- Objective
What is the number of lines in the data that hold the string "background"? Reply with that number only.

- Extracted data
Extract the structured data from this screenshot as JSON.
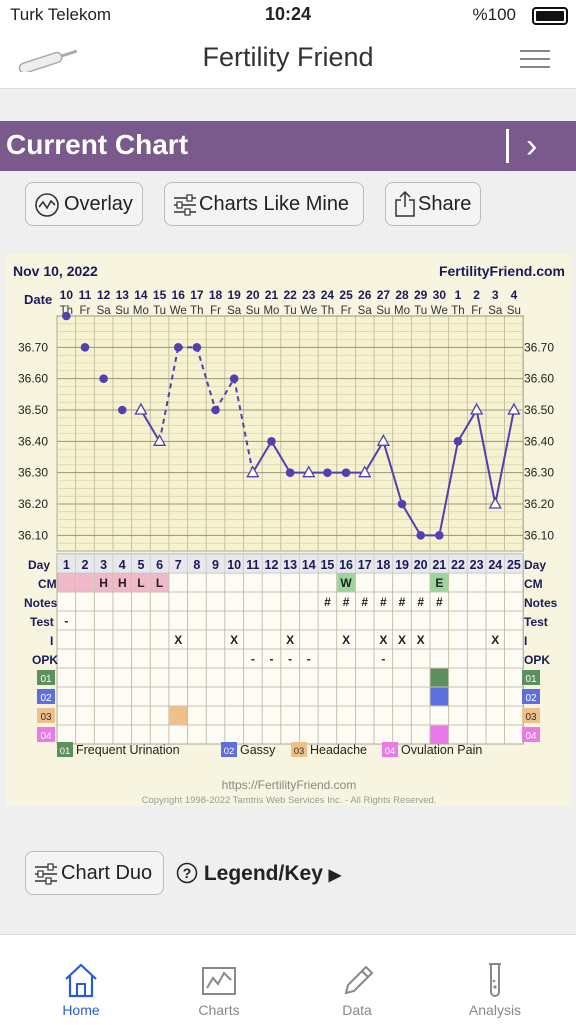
{
  "status": {
    "carrier": "Turk Telekom",
    "time": "10:24",
    "battery": "%100"
  },
  "header": {
    "title": "Fertility Friend"
  },
  "banner": {
    "title": "Current Chart"
  },
  "actions": {
    "overlay": "Overlay",
    "charts_like_mine": "Charts Like Mine",
    "share": "Share"
  },
  "chart": {
    "date": "Nov 10, 2022",
    "site": "FertilityFriend.com",
    "date_label": "Date",
    "day_label": "Day",
    "cm_label": "CM",
    "notes_label": "Notes",
    "test_label": "Test",
    "i_label": "I",
    "opk_label": "OPK",
    "footer_url": "https://FertilityFriend.com",
    "copyright": "Copyright 1998-2022 Tamtris Web Services Inc. - All Rights Reserved."
  },
  "chart_data": {
    "type": "line",
    "dates": [
      "10",
      "11",
      "12",
      "13",
      "14",
      "15",
      "16",
      "17",
      "18",
      "19",
      "20",
      "21",
      "22",
      "23",
      "24",
      "25",
      "26",
      "27",
      "28",
      "29",
      "30",
      "1",
      "2",
      "3",
      "4"
    ],
    "weekdays": [
      "Th",
      "Fr",
      "Sa",
      "Su",
      "Mo",
      "Tu",
      "We",
      "Th",
      "Fr",
      "Sa",
      "Su",
      "Mo",
      "Tu",
      "We",
      "Th",
      "Fr",
      "Sa",
      "Su",
      "Mo",
      "Tu",
      "We",
      "Th",
      "Fr",
      "Sa",
      "Su"
    ],
    "days": [
      1,
      2,
      3,
      4,
      5,
      6,
      7,
      8,
      9,
      10,
      11,
      12,
      13,
      14,
      15,
      16,
      17,
      18,
      19,
      20,
      21,
      22,
      23,
      24,
      25
    ],
    "y_ticks": [
      "36.70",
      "36.60",
      "36.50",
      "36.40",
      "36.30",
      "36.20",
      "36.10"
    ],
    "ylim": [
      36.05,
      36.8
    ],
    "temperatures": [
      36.8,
      36.7,
      36.6,
      36.5,
      36.5,
      36.4,
      36.7,
      36.7,
      36.5,
      36.6,
      36.3,
      36.4,
      36.3,
      36.3,
      36.3,
      36.3,
      36.3,
      36.4,
      36.2,
      36.1,
      36.1,
      36.4,
      36.5,
      36.2,
      36.5
    ],
    "markers": [
      "dot",
      "dot",
      "dot",
      "dot",
      "tri",
      "tri",
      "dot",
      "dot",
      "dot",
      "dot",
      "tri",
      "dot",
      "dot",
      "tri",
      "dot",
      "dot",
      "tri",
      "tri",
      "dot",
      "dot",
      "dot",
      "dot",
      "tri",
      "tri",
      "tri"
    ],
    "line_segments": [
      [
        4,
        5,
        "solid"
      ],
      [
        5,
        8,
        "dashed"
      ],
      [
        8,
        10,
        "dashed"
      ],
      [
        10,
        24,
        "solid"
      ]
    ],
    "cm": [
      "",
      "",
      "H",
      "H",
      "L",
      "L",
      "",
      "",
      "",
      "",
      "",
      "",
      "",
      "",
      "",
      "W",
      "",
      "",
      "",
      "",
      "E",
      "",
      "",
      "",
      ""
    ],
    "notes": [
      "",
      "",
      "",
      "",
      "",
      "",
      "",
      "",
      "",
      "",
      "",
      "",
      "",
      "",
      "#",
      "#",
      "#",
      "#",
      "#",
      "#",
      "#",
      "",
      "",
      "",
      ""
    ],
    "test": [
      "-",
      "",
      "",
      "",
      "",
      "",
      "",
      "",
      "",
      "",
      "",
      "",
      "",
      "",
      "",
      "",
      "",
      "",
      "",
      "",
      "",
      "",
      "",
      "",
      ""
    ],
    "intercourse": [
      "",
      "",
      "",
      "",
      "",
      "",
      "X",
      "",
      "",
      "X",
      "",
      "",
      "X",
      "",
      "",
      "X",
      "",
      "X",
      "X",
      "X",
      "",
      "",
      "",
      "X",
      ""
    ],
    "opk": [
      "",
      "",
      "",
      "",
      "",
      "",
      "",
      "",
      "",
      "",
      "-",
      "-",
      "-",
      "-",
      "",
      "",
      "",
      "-",
      "",
      "",
      "",
      "",
      "",
      "",
      ""
    ],
    "symptoms": [
      {
        "code": "01",
        "name": "Frequent Urination",
        "color": "#5e8f5e",
        "days": [
          21
        ]
      },
      {
        "code": "02",
        "name": "Gassy",
        "color": "#5e6edc",
        "days": [
          21
        ]
      },
      {
        "code": "03",
        "name": "Headache",
        "color": "#efc08a",
        "days": [
          7
        ]
      },
      {
        "code": "04",
        "name": "Ovulation Pain",
        "color": "#ea7aea",
        "days": [
          21
        ]
      }
    ]
  },
  "bottom": {
    "chart_duo": "Chart Duo",
    "legend_key": "Legend/Key"
  },
  "tabs": [
    {
      "label": "Home"
    },
    {
      "label": "Charts"
    },
    {
      "label": "Data"
    },
    {
      "label": "Analysis"
    }
  ],
  "colors": {
    "banner": "#7a5a8c",
    "line": "#5040b0",
    "tab_active": "#2a5bd7",
    "chart_bg": "#f7f5df"
  }
}
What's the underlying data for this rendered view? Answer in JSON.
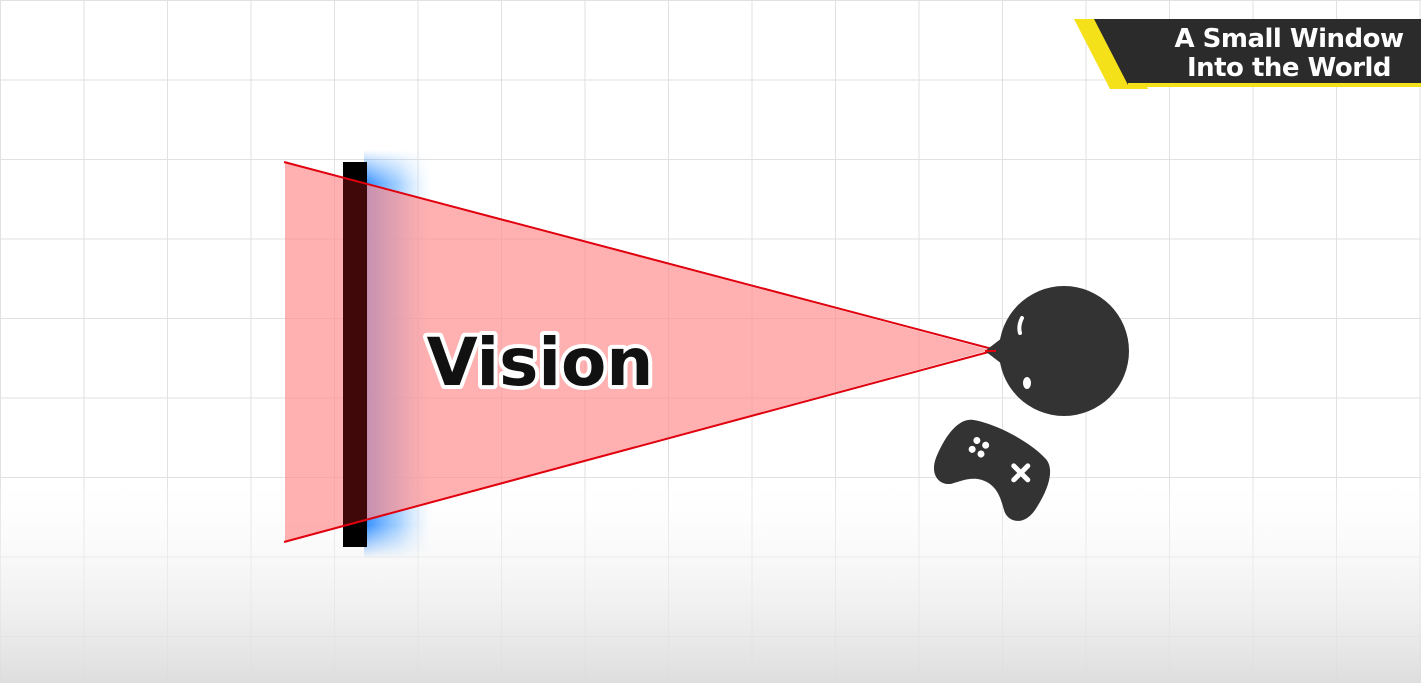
{
  "title": {
    "line1": "A Small Window",
    "line2": "Into the World"
  },
  "diagram": {
    "vision_label": "Vision",
    "viewer_icon": "eye-ball-icon",
    "controller_icon": "gamepad-icon"
  },
  "colors": {
    "background": "#ffffff",
    "grid": "#e3e3e3",
    "vision_fill": "#ffb0b0",
    "vision_line": "#e0000e",
    "wall": "#000000",
    "wall_glow": "#3d9bff",
    "viewer": "#333333",
    "badge_dark": "#2b2b2b",
    "badge_accent": "#f5e11a",
    "label_text": "#111111"
  }
}
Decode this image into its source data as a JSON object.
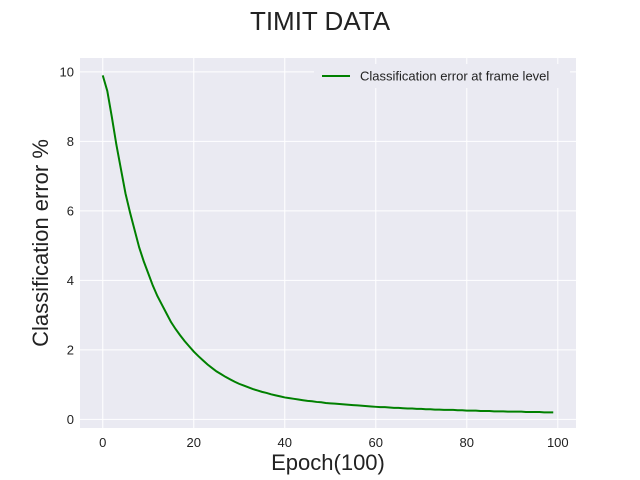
{
  "chart_data": {
    "type": "line",
    "title": "TIMIT DATA",
    "xlabel": "Epoch(100)",
    "ylabel": "Classification error %",
    "xlim": [
      -5,
      104
    ],
    "ylim": [
      -0.25,
      10.4
    ],
    "xticks": [
      0,
      20,
      40,
      60,
      80,
      100
    ],
    "yticks": [
      0,
      2,
      4,
      6,
      8,
      10
    ],
    "grid": true,
    "legend_position": "top-right",
    "colors": {
      "background": "#eaeaf2",
      "grid": "#ffffff",
      "line": "#008000"
    },
    "series": [
      {
        "name": "Classification error at frame level",
        "x": [
          0,
          1,
          2,
          3,
          4,
          5,
          6,
          7,
          8,
          9,
          10,
          11,
          12,
          13,
          14,
          15,
          16,
          17,
          18,
          19,
          20,
          21,
          22,
          23,
          24,
          25,
          26,
          27,
          28,
          29,
          30,
          31,
          32,
          33,
          34,
          35,
          36,
          37,
          38,
          39,
          40,
          41,
          42,
          43,
          44,
          45,
          46,
          47,
          48,
          49,
          50,
          51,
          52,
          53,
          54,
          55,
          56,
          57,
          58,
          59,
          60,
          61,
          62,
          63,
          64,
          65,
          66,
          67,
          68,
          69,
          70,
          71,
          72,
          73,
          74,
          75,
          76,
          77,
          78,
          79,
          80,
          81,
          82,
          83,
          84,
          85,
          86,
          87,
          88,
          89,
          90,
          91,
          92,
          93,
          94,
          95,
          96,
          97,
          98,
          99
        ],
        "values": [
          9.9,
          9.45,
          8.7,
          7.9,
          7.2,
          6.5,
          5.95,
          5.45,
          4.95,
          4.55,
          4.2,
          3.85,
          3.55,
          3.3,
          3.05,
          2.8,
          2.6,
          2.42,
          2.25,
          2.1,
          1.95,
          1.82,
          1.7,
          1.58,
          1.48,
          1.38,
          1.3,
          1.22,
          1.15,
          1.08,
          1.02,
          0.97,
          0.92,
          0.87,
          0.83,
          0.79,
          0.76,
          0.72,
          0.69,
          0.66,
          0.63,
          0.61,
          0.59,
          0.57,
          0.55,
          0.53,
          0.52,
          0.5,
          0.49,
          0.47,
          0.46,
          0.45,
          0.44,
          0.43,
          0.42,
          0.41,
          0.4,
          0.39,
          0.38,
          0.37,
          0.36,
          0.35,
          0.35,
          0.34,
          0.33,
          0.33,
          0.32,
          0.31,
          0.31,
          0.3,
          0.3,
          0.29,
          0.29,
          0.28,
          0.28,
          0.27,
          0.27,
          0.27,
          0.26,
          0.26,
          0.25,
          0.25,
          0.25,
          0.24,
          0.24,
          0.24,
          0.23,
          0.23,
          0.23,
          0.22,
          0.22,
          0.22,
          0.22,
          0.21,
          0.21,
          0.21,
          0.21,
          0.2,
          0.2,
          0.2
        ]
      }
    ]
  }
}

- Output of the task
2